### TASK DIRECTIONS
Reproduce each of the entries below verbatim, line by line, leaving every character unchanged.

------ RECORDS FOR THIS TASK

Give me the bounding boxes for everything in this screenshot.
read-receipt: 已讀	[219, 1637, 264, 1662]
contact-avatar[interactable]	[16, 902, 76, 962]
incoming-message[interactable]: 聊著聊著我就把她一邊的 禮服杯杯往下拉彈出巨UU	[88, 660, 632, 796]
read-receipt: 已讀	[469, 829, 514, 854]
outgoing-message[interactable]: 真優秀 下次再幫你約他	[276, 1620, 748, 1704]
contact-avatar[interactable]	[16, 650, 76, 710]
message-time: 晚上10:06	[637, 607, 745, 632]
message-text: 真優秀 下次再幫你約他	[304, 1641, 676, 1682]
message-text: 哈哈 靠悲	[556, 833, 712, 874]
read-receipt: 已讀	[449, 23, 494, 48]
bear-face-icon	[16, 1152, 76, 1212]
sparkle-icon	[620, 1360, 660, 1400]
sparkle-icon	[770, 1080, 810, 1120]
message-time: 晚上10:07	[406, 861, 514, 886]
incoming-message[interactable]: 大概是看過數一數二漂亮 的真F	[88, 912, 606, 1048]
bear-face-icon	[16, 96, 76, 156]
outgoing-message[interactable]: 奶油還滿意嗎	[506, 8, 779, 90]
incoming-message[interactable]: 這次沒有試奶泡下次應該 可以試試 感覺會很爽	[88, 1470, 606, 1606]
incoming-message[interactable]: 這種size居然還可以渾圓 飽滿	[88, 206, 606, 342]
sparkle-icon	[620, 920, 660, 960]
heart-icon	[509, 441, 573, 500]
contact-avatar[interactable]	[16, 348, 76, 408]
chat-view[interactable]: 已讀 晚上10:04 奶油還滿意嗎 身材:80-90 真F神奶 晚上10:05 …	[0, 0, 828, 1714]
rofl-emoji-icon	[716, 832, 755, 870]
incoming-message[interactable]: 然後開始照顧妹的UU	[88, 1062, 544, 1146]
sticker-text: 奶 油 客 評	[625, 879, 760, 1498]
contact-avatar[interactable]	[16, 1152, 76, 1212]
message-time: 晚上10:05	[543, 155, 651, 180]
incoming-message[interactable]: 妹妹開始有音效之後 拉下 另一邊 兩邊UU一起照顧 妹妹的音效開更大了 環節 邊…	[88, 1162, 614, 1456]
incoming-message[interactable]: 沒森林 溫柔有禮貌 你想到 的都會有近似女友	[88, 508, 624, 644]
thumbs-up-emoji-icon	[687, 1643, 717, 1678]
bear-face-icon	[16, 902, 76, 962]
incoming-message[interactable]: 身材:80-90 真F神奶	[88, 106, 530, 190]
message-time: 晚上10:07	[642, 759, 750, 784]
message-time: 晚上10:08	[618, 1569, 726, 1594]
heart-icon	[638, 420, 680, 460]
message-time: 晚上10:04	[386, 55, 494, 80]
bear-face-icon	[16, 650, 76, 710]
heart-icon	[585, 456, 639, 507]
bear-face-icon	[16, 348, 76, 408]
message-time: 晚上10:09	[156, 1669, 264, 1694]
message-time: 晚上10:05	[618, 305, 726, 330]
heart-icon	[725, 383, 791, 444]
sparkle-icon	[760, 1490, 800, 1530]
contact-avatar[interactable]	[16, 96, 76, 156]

------------

### WRITTEN ANSWER
Give me the bounding boxes for everything in this screenshot.
read-receipt: 已讀	[219, 1637, 264, 1662]
contact-avatar[interactable]	[16, 902, 76, 962]
incoming-message[interactable]: 聊著聊著我就把她一邊的 禮服杯杯往下拉彈出巨UU	[88, 660, 632, 796]
read-receipt: 已讀	[469, 829, 514, 854]
outgoing-message[interactable]: 真優秀 下次再幫你約他	[276, 1620, 748, 1704]
contact-avatar[interactable]	[16, 650, 76, 710]
message-time: 晚上10:06	[637, 607, 745, 632]
message-text: 真優秀 下次再幫你約他	[304, 1641, 676, 1682]
message-text: 哈哈 靠悲	[556, 833, 712, 874]
read-receipt: 已讀	[449, 23, 494, 48]
bear-face-icon	[16, 1152, 76, 1212]
sparkle-icon	[620, 1360, 660, 1400]
sparkle-icon	[770, 1080, 810, 1120]
message-time: 晚上10:07	[406, 861, 514, 886]
incoming-message[interactable]: 大概是看過數一數二漂亮 的真F	[88, 912, 606, 1048]
bear-face-icon	[16, 96, 76, 156]
outgoing-message[interactable]: 奶油還滿意嗎	[506, 8, 779, 90]
incoming-message[interactable]: 這次沒有試奶泡下次應該 可以試試 感覺會很爽	[88, 1470, 606, 1606]
incoming-message[interactable]: 這種size居然還可以渾圓 飽滿	[88, 206, 606, 342]
sparkle-icon	[620, 920, 660, 960]
heart-icon	[509, 441, 573, 500]
contact-avatar[interactable]	[16, 348, 76, 408]
chat-view[interactable]: 已讀 晚上10:04 奶油還滿意嗎 身材:80-90 真F神奶 晚上10:05 …	[0, 0, 828, 1714]
rofl-emoji-icon	[716, 832, 755, 870]
incoming-message[interactable]: 然後開始照顧妹的UU	[88, 1062, 544, 1146]
sticker-text: 奶 油 客 評	[625, 879, 760, 1498]
contact-avatar[interactable]	[16, 1152, 76, 1212]
message-time: 晚上10:05	[543, 155, 651, 180]
incoming-message[interactable]: 妹妹開始有音效之後 拉下 另一邊 兩邊UU一起照顧 妹妹的音效開更大了 環節 邊…	[88, 1162, 614, 1456]
incoming-message[interactable]: 沒森林 溫柔有禮貌 你想到 的都會有近似女友	[88, 508, 624, 644]
thumbs-up-emoji-icon	[687, 1643, 717, 1678]
bear-face-icon	[16, 902, 76, 962]
incoming-message[interactable]: 身材:80-90 真F神奶	[88, 106, 530, 190]
message-time: 晚上10:07	[642, 759, 750, 784]
message-time: 晚上10:08	[618, 1569, 726, 1594]
heart-icon	[638, 420, 680, 460]
message-time: 晚上10:04	[386, 55, 494, 80]
bear-face-icon	[16, 650, 76, 710]
heart-icon	[585, 456, 639, 507]
bear-face-icon	[16, 348, 76, 408]
message-time: 晚上10:09	[156, 1669, 264, 1694]
message-time: 晚上10:05	[618, 305, 726, 330]
heart-icon	[725, 383, 791, 444]
sparkle-icon	[760, 1490, 800, 1530]
contact-avatar[interactable]	[16, 96, 76, 156]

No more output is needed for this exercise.